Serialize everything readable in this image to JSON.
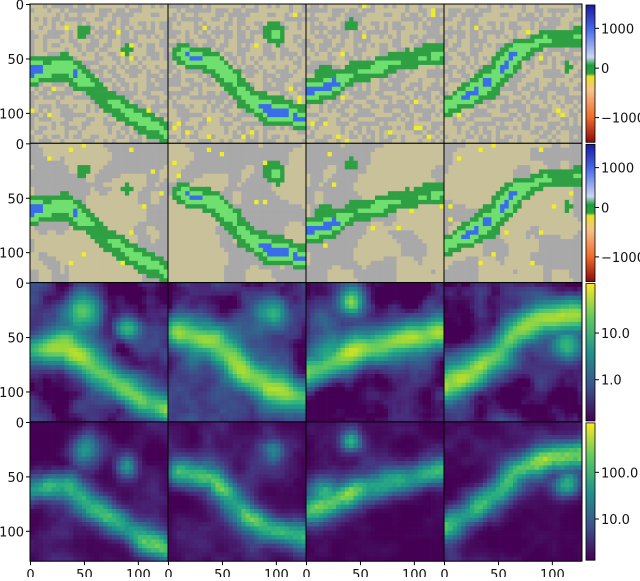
{
  "chart_data": {
    "type": "heatmap",
    "layout": {
      "rows": 4,
      "cols": 4
    },
    "x_ticks": [
      "0",
      "50",
      "100",
      "0",
      "50",
      "100",
      "0",
      "50",
      "100",
      "0",
      "50",
      "100"
    ],
    "y_tick_labels": [
      "0",
      "50",
      "100"
    ],
    "x_range": [
      0,
      127
    ],
    "y_range": [
      0,
      127
    ],
    "rows": [
      {
        "row": 1,
        "colormap": "diverging-categorical",
        "colorbar_ticks": [
          "1000",
          "0",
          "−1000"
        ],
        "colors": {
          "background": "#a9a9a9",
          "beige": "#c8c19a",
          "yellow": "#eded2a",
          "green": "#2ea043",
          "light_green": "#6fe06f",
          "blue": "#3a6de8",
          "red": "#c81e1e"
        }
      },
      {
        "row": 2,
        "colormap": "diverging-categorical",
        "colorbar_ticks": [
          "1000",
          "0",
          "−1000"
        ],
        "colors": {
          "background": "#a9a9a9",
          "beige": "#c8c19a",
          "yellow": "#eded2a",
          "green": "#2ea043",
          "light_green": "#6fe06f",
          "blue": "#3a6de8",
          "red": "#c81e1e"
        }
      },
      {
        "row": 3,
        "colormap": "viridis",
        "scale": "log",
        "colorbar_ticks": [
          "10.0",
          "1.0"
        ]
      },
      {
        "row": 4,
        "colormap": "viridis",
        "scale": "log",
        "colorbar_ticks": [
          "100.0",
          "10.0"
        ]
      }
    ]
  }
}
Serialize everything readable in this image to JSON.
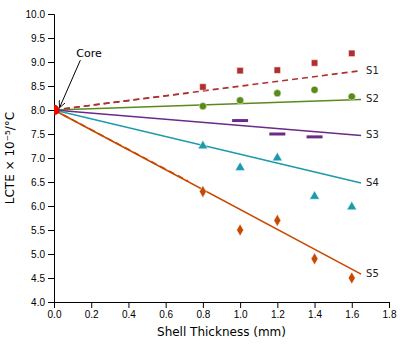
{
  "chart_data": {
    "type": "line",
    "xlabel": "Shell Thickness (mm)",
    "ylabel": "LCTE × 10⁻⁵/°C",
    "xlim": [
      0,
      1.8
    ],
    "ylim": [
      4.0,
      10.0
    ],
    "xticks": [
      {
        "value": 0,
        "label": "0.0"
      },
      0.2,
      0.4,
      0.6,
      0.8,
      {
        "value": 1.0,
        "label": "1.0"
      },
      1.2,
      1.4,
      1.6,
      1.8
    ],
    "yticks": [
      {
        "value": 4.0,
        "label": "4.0"
      },
      4.5,
      {
        "value": 5.0,
        "label": "5.0"
      },
      5.5,
      {
        "value": 6.0,
        "label": "6.0"
      },
      6.5,
      {
        "value": 7.0,
        "label": "7.0"
      },
      7.5,
      {
        "value": 8.0,
        "label": "8.0"
      },
      8.5,
      {
        "value": 9.0,
        "label": "9.0"
      },
      9.5,
      {
        "value": 10.0,
        "label": "10.0"
      }
    ],
    "grid": false,
    "series": [
      {
        "name": "S1",
        "color": "#b03030",
        "line_style": "dashed",
        "marker": "square",
        "line_x": [
          0.0,
          1.65
        ],
        "line_values": [
          8.0,
          8.82
        ],
        "x": [
          0.8,
          1.0,
          1.2,
          1.4,
          1.6
        ],
        "values": [
          8.48,
          8.82,
          8.83,
          8.98,
          9.18
        ]
      },
      {
        "name": "S2",
        "color": "#5a8a1a",
        "line_style": "solid",
        "marker": "circle",
        "line_x": [
          0.0,
          1.65
        ],
        "line_values": [
          8.0,
          8.22
        ],
        "x": [
          0.8,
          1.0,
          1.2,
          1.4,
          1.6
        ],
        "values": [
          8.08,
          8.2,
          8.35,
          8.42,
          8.28
        ]
      },
      {
        "name": "S3",
        "color": "#6a2a88",
        "line_style": "solid",
        "marker": "dash",
        "line_x": [
          0.0,
          1.65
        ],
        "line_values": [
          8.0,
          7.47
        ],
        "x": [
          1.0,
          1.2,
          1.4
        ],
        "values": [
          7.78,
          7.5,
          7.44
        ]
      },
      {
        "name": "S4",
        "color": "#1a9aaa",
        "line_style": "solid",
        "marker": "triangle",
        "line_x": [
          0.0,
          1.65
        ],
        "line_values": [
          8.0,
          6.48
        ],
        "x": [
          0.8,
          1.0,
          1.2,
          1.4,
          1.6
        ],
        "values": [
          7.25,
          6.8,
          7.0,
          6.2,
          5.98
        ]
      },
      {
        "name": "S5",
        "color": "#c84800",
        "line_style": "solid",
        "marker": "diamond",
        "line_x": [
          0.0,
          1.65
        ],
        "line_values": [
          8.0,
          4.58
        ],
        "x": [
          0.8,
          1.0,
          1.2,
          1.4,
          1.6
        ],
        "values": [
          6.3,
          5.5,
          5.7,
          4.9,
          4.5
        ]
      }
    ],
    "extra_lines": [
      {
        "color": "#c84800",
        "line_style": "dashed",
        "x": [
          0.0,
          0.72
        ],
        "values": [
          8.0,
          6.52
        ]
      },
      {
        "color": "#b03030",
        "line_style": "dashed",
        "x": [
          0.0,
          0.72
        ],
        "values": [
          8.0,
          8.35
        ]
      }
    ],
    "points": [
      {
        "x": 0.0,
        "y": 8.0,
        "color": "red"
      }
    ],
    "annotations": [
      {
        "text": "Core",
        "x": 0.03,
        "y": 8.05,
        "text_x": 0.12,
        "text_y": 9.1
      }
    ]
  }
}
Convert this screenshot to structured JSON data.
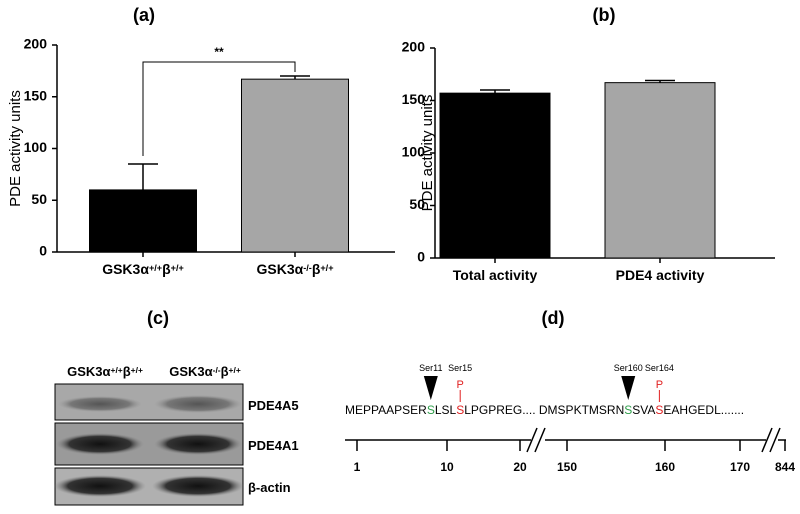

——

Objective:
Pictures are not part of the copy; output everything else in the records exactly.

Solved problem:
Serialize everything readable in this image to JSON.
{
  "chart_data": {
    "type": "heatmap",
    "layout": {
      "rows": 4,
      "cols": 4
    },
    "x_ticks": [
      "0",
      "50",
      "100",
      "0",
      "50",
      "100",
      "0",
      "50",
      "100",
      "0",
      "50",
      "100"
    ],
    "y_tick_labels": [
      "0",
      "50",
      "100"
    ],
    "x_range": [
      0,
      127
    ],
    "y_range": [
      0,
      127
    ],
    "rows": [
      {
        "row": 1,
        "colormap": "diverging-categorical",
        "colorbar_ticks": [
          "1000",
          "0",
          "−1000"
        ],
        "colors": {
          "background": "#a9a9a9",
          "beige": "#c8c19a",
          "yellow": "#eded2a",
          "green": "#2ea043",
          "light_green": "#6fe06f",
          "blue": "#3a6de8",
          "red": "#c81e1e"
        }
      },
      {
        "row": 2,
        "colormap": "diverging-categorical",
        "colorbar_ticks": [
          "1000",
          "0",
          "−1000"
        ],
        "colors": {
          "background": "#a9a9a9",
          "beige": "#c8c19a",
          "yellow": "#eded2a",
          "green": "#2ea043",
          "light_green": "#6fe06f",
          "blue": "#3a6de8",
          "red": "#c81e1e"
        }
      },
      {
        "row": 3,
        "colormap": "viridis",
        "scale": "log",
        "colorbar_ticks": [
          "10.0",
          "1.0"
        ]
      },
      {
        "row": 4,
        "colormap": "viridis",
        "scale": "log",
        "colorbar_ticks": [
          "100.0",
          "10.0"
        ]
      }
    ]
  }
}
Serialize everything readable in this image to JSON.
{
  "chart_data": {
    "type": "line",
    "xlabel": "Shell Thickness (mm)",
    "ylabel": "LCTE × 10⁻⁵/°C",
    "xlim": [
      0,
      1.8
    ],
    "ylim": [
      4.0,
      10.0
    ],
    "xticks": [
      {
        "value": 0,
        "label": "0.0"
      },
      0.2,
      0.4,
      0.6,
      0.8,
      {
        "value": 1.0,
        "label": "1.0"
      },
      1.2,
      1.4,
      1.6,
      1.8
    ],
    "yticks": [
      {
        "value": 4.0,
        "label": "4.0"
      },
      4.5,
      {
        "value": 5.0,
        "label": "5.0"
      },
      5.5,
      {
        "value": 6.0,
        "label": "6.0"
      },
      6.5,
      {
        "value": 7.0,
        "label": "7.0"
      },
      7.5,
      {
        "value": 8.0,
        "label": "8.0"
      },
      8.5,
      {
        "value": 9.0,
        "label": "9.0"
      },
      9.5,
      {
        "value": 10.0,
        "label": "10.0"
      }
    ],
    "grid": false,
    "series": [
      {
        "name": "S1",
        "color": "#b03030",
        "line_style": "dashed",
        "marker": "square",
        "line_x": [
          0.0,
          1.65
        ],
        "line_values": [
          8.0,
          8.82
        ],
        "x": [
          0.8,
          1.0,
          1.2,
          1.4,
          1.6
        ],
        "values": [
          8.48,
          8.82,
          8.83,
          8.98,
          9.18
        ]
      },
      {
        "name": "S2",
        "color": "#5a8a1a",
        "line_style": "solid",
        "marker": "circle",
        "line_x": [
          0.0,
          1.65
        ],
        "line_values": [
          8.0,
          8.22
        ],
        "x": [
          0.8,
          1.0,
          1.2,
          1.4,
          1.6
        ],
        "values": [
          8.08,
          8.2,
          8.35,
          8.42,
          8.28
        ]
      },
      {
        "name": "S3",
        "color": "#6a2a88",
        "line_style": "solid",
        "marker": "dash",
        "line_x": [
          0.0,
          1.65
        ],
        "line_values": [
          8.0,
          7.47
        ],
        "x": [
          1.0,
          1.2,
          1.4
        ],
        "values": [
          7.78,
          7.5,
          7.44
        ]
      },
      {
        "name": "S4",
        "color": "#1a9aaa",
        "line_style": "solid",
        "marker": "triangle",
        "line_x": [
          0.0,
          1.65
        ],
        "line_values": [
          8.0,
          6.48
        ],
        "x": [
          0.8,
          1.0,
          1.2,
          1.4,
          1.6
        ],
        "values": [
          7.25,
          6.8,
          7.0,
          6.2,
          5.98
        ]
      },
      {
        "name": "S5",
        "color": "#c84800",
        "line_style": "solid",
        "marker": "diamond",
        "line_x": [
          0.0,
          1.65
        ],
        "line_values": [
          8.0,
          4.58
        ],
        "x": [
          0.8,
          1.0,
          1.2,
          1.4,
          1.6
        ],
        "values": [
          6.3,
          5.5,
          5.7,
          4.9,
          4.5
        ]
      }
    ],
    "extra_lines": [
      {
        "color": "#c84800",
        "line_style": "dashed",
        "x": [
          0.0,
          0.72
        ],
        "values": [
          8.0,
          6.52
        ]
      },
      {
        "color": "#b03030",
        "line_style": "dashed",
        "x": [
          0.0,
          0.72
        ],
        "values": [
          8.0,
          8.35
        ]
      }
    ],
    "points": [
      {
        "x": 0.0,
        "y": 8.0,
        "color": "red"
      }
    ],
    "annotations": [
      {
        "text": "Core",
        "x": 0.03,
        "y": 8.05,
        "text_x": 0.12,
        "text_y": 9.1
      }
    ]
  }
}
Convert this screenshot to structured JSON data.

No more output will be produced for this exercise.